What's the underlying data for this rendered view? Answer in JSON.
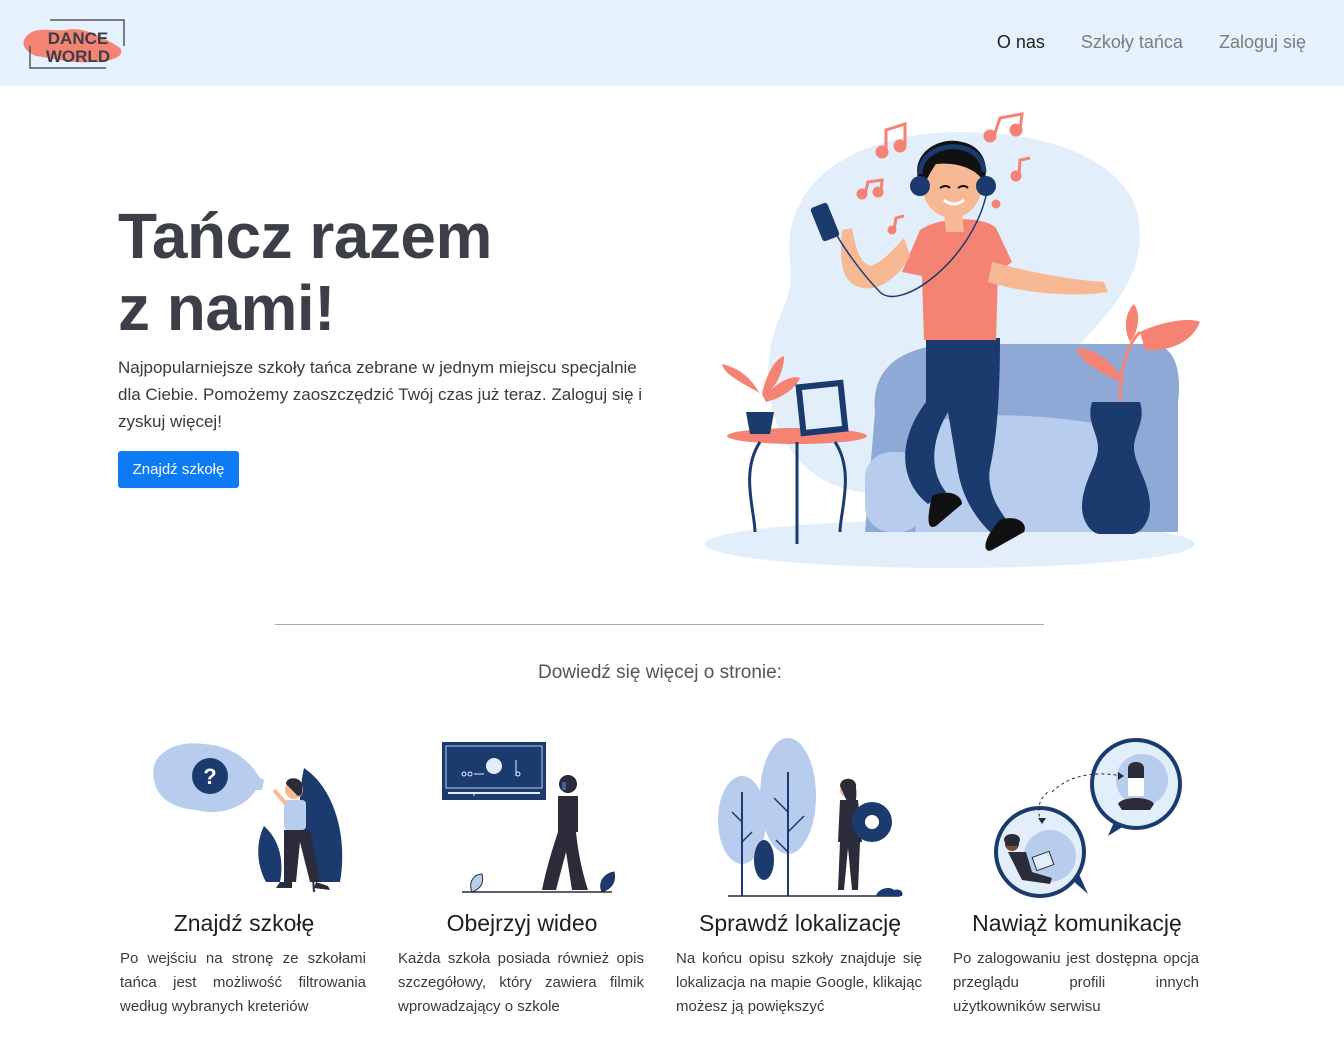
{
  "brand": {
    "line1": "DANCE",
    "line2": "WORLD"
  },
  "nav": {
    "items": [
      {
        "label": "O nas"
      },
      {
        "label": "Szkoły tańca"
      },
      {
        "label": "Zaloguj się"
      }
    ]
  },
  "hero": {
    "title_line1": "Tańcz razem",
    "title_line2": "z nami!",
    "description": "Najpopularniejsze szkoły tańca zebrane w jednym miejscu specjalnie dla Ciebie. Pomożemy zaoszczędzić Twój czas już teraz. Zaloguj się i zyskuj więcej!",
    "button_label": "Znajdź szkołę"
  },
  "section_title": "Dowiedź się więcej o stronie:",
  "features": [
    {
      "title": "Znajdź szkołę",
      "text": "Po wejściu na stronę ze szkołami tańca jest możliwość filtrowania według wybranych kreteriów"
    },
    {
      "title": "Obejrzyj wideo",
      "text": "Każda szkoła posiada również opis szczegółowy, który zawiera filmik wprowadzający o szkole"
    },
    {
      "title": "Sprawdź lokalizację",
      "text": "Na końcu opisu szkoły znajduje się lokalizacja na mapie Google, klikając możesz ją powiększyć"
    },
    {
      "title": "Nawiąż komunikację",
      "text": "Po zalogowaniu jest dostępna opcja przeglądu profili innych użytkowników serwisu"
    }
  ],
  "colors": {
    "navbar_bg": "#e5f1fd",
    "accent": "#0d7bf4",
    "brand_coral": "#f58373",
    "illustration_navy": "#1b3a6e",
    "illustration_light": "#b8ccee"
  }
}
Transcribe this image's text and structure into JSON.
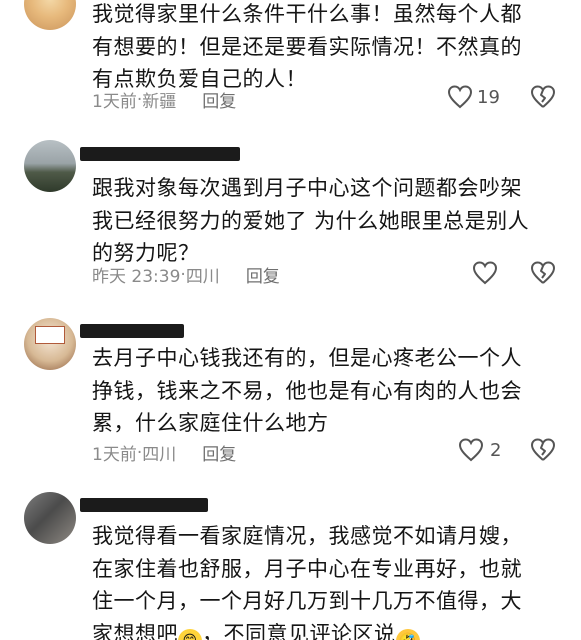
{
  "comments": [
    {
      "text": "我觉得家里什么条件干什么事！虽然每个人都\n有想要的！但是还是要看实际情况！不然真的\n有点欺负爱自己的人！",
      "time": "1天前",
      "location": "新疆",
      "reply": "回复",
      "likes": "19"
    },
    {
      "text": "跟我对象每次遇到月子中心这个问题都会吵架\n我已经很努力的爱她了 为什么她眼里总是别人\n的努力呢？",
      "time": "昨天 23:39",
      "location": "四川",
      "reply": "回复",
      "likes": ""
    },
    {
      "text": "去月子中心钱我还有的，但是心疼老公一个人\n挣钱，钱来之不易，他也是有心有肉的人也会\n累，什么家庭住什么地方",
      "time": "1天前",
      "location": "四川",
      "reply": "回复",
      "likes": "2"
    },
    {
      "text_line1": "我觉得看一看家庭情况，我感觉不如请月嫂，",
      "text_line2": "在家住着也舒服，月子中心在专业再好，也就",
      "text_line3": "住一个月，一个月好几万到十几万不值得，大",
      "text_line4a": "家想想吧",
      "text_line4b": "，不同意见评论区说",
      "emoji1": "😁",
      "emoji2": "🤣"
    }
  ],
  "separator": " · ",
  "colors": {
    "icon": "#555555",
    "meta": "#8a8a8a"
  }
}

---+---

■ TASK TO COMPLETE
Extract every line of the records above that contains the word "this".

■ THE COMPLETED TASK
What's the underlying data for this rendered view? Answer in JSON.
Transcribe this image's text and structure into JSON.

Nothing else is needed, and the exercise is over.